## TO DO
Gather each line in the entries that includes the string "adapters".

[Records from a dataset]
┄┄┄┄┄┄┄┄┄┄┄┄┄┄┄┄┄┄┄┄

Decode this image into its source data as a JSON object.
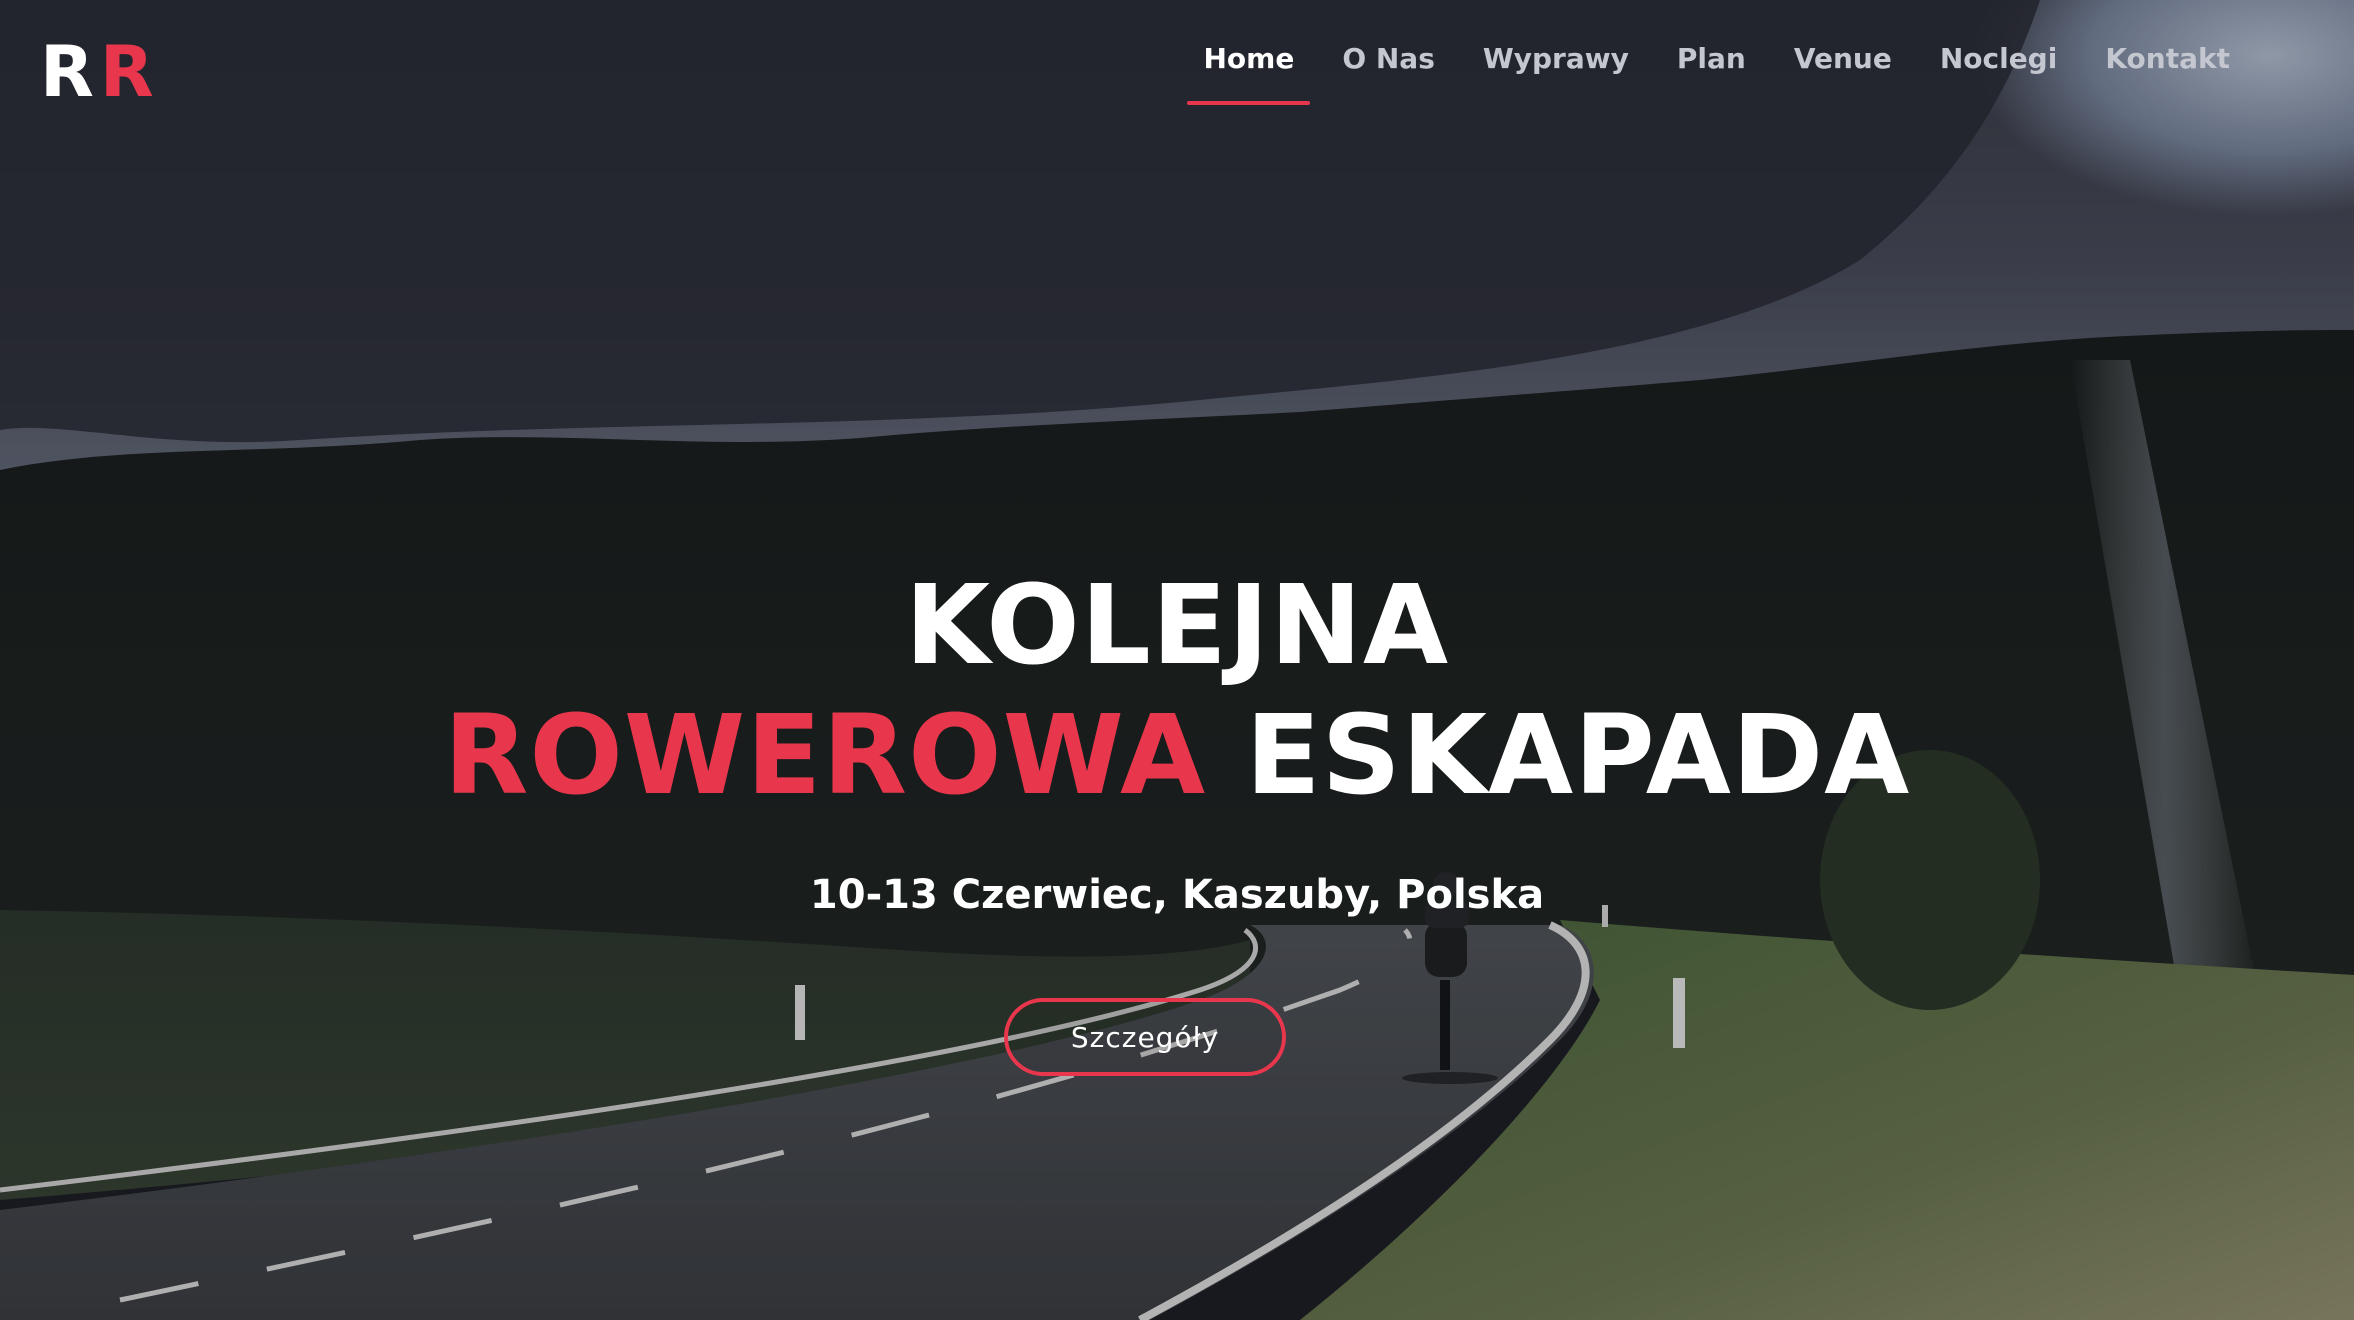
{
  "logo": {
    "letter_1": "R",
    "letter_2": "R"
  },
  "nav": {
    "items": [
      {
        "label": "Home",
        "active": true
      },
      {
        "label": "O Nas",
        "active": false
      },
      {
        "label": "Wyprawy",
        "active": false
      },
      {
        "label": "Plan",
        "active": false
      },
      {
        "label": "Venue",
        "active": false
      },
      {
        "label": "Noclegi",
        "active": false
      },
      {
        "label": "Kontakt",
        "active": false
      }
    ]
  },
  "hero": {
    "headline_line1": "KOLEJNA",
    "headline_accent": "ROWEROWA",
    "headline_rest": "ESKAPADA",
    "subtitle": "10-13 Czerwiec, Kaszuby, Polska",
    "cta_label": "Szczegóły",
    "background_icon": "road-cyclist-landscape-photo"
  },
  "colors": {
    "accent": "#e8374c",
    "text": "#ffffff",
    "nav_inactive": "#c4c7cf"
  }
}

┄┄┄┄┄┄┄┄┄┄┄┄┄┄┄┄┄┄┄┄

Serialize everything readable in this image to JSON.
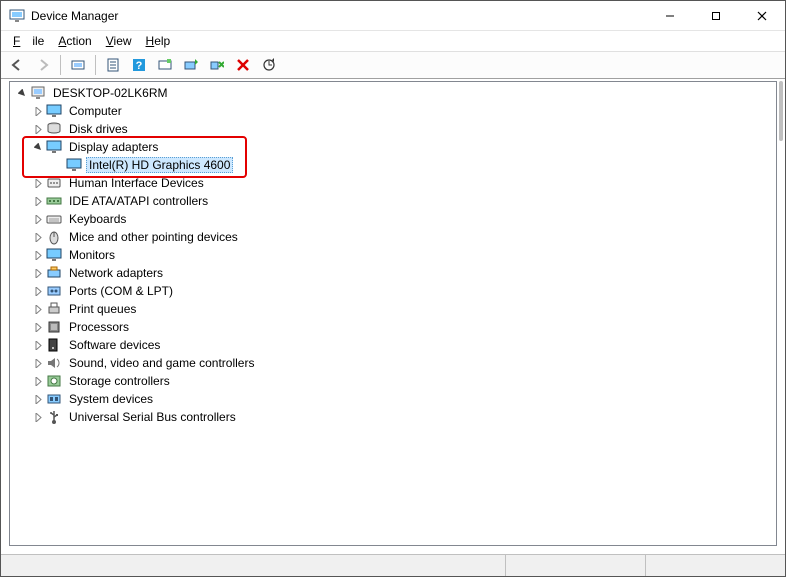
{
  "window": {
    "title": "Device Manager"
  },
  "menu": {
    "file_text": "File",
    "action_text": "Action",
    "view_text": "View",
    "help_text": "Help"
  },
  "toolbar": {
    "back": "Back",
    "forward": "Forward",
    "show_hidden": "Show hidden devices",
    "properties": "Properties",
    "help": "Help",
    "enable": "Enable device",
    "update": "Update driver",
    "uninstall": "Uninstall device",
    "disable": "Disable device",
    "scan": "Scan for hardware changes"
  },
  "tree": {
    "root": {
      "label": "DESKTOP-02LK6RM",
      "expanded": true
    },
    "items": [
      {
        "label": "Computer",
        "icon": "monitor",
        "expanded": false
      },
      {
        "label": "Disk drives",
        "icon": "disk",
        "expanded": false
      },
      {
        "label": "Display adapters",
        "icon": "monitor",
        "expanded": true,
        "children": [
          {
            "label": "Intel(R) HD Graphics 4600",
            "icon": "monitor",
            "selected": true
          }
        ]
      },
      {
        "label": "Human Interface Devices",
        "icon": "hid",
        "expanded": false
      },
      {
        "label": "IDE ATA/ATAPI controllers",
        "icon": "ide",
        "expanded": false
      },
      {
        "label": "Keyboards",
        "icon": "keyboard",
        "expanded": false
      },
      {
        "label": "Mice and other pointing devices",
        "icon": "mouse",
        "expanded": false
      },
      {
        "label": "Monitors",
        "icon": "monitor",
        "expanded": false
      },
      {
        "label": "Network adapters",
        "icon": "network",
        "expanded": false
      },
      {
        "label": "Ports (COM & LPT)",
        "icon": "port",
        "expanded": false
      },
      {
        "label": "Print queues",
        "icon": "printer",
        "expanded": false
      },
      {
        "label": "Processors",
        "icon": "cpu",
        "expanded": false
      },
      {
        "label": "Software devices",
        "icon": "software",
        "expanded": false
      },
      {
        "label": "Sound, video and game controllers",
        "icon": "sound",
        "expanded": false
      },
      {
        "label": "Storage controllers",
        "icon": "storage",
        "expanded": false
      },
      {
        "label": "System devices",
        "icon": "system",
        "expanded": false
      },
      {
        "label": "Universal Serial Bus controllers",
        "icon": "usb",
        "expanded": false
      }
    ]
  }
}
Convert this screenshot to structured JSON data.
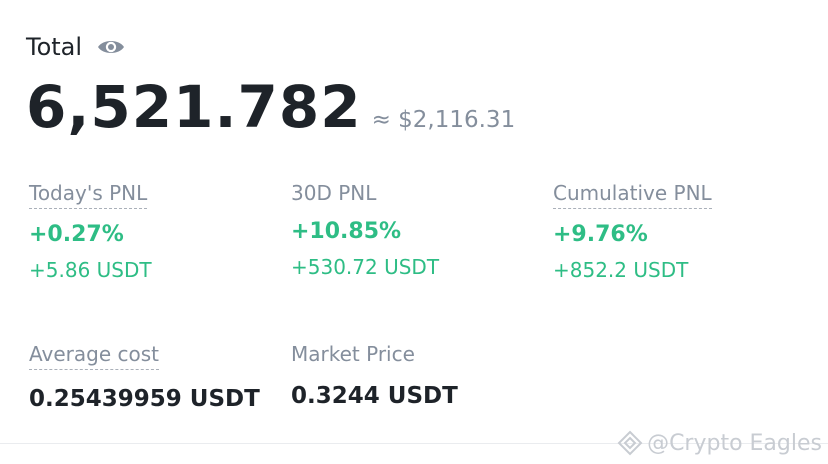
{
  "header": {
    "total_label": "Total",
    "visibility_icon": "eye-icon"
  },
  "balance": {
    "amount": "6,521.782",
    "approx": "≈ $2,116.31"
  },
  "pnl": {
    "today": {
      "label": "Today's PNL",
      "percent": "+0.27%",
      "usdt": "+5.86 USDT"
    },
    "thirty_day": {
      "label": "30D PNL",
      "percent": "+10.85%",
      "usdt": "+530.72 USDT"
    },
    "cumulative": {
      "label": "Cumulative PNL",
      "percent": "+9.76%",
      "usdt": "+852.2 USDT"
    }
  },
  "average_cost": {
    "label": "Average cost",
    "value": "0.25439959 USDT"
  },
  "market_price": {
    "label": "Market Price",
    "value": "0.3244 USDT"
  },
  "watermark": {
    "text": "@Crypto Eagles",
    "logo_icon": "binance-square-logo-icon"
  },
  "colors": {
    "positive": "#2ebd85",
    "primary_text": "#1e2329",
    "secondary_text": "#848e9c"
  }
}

┄┄┄┄┄┄┄┄┄┄┄┄┄┄┄┄┄┄┄┄

## RESULT FOR THIS EXERCISE
        "label": "Display adapters",
        "label": "Network adapters",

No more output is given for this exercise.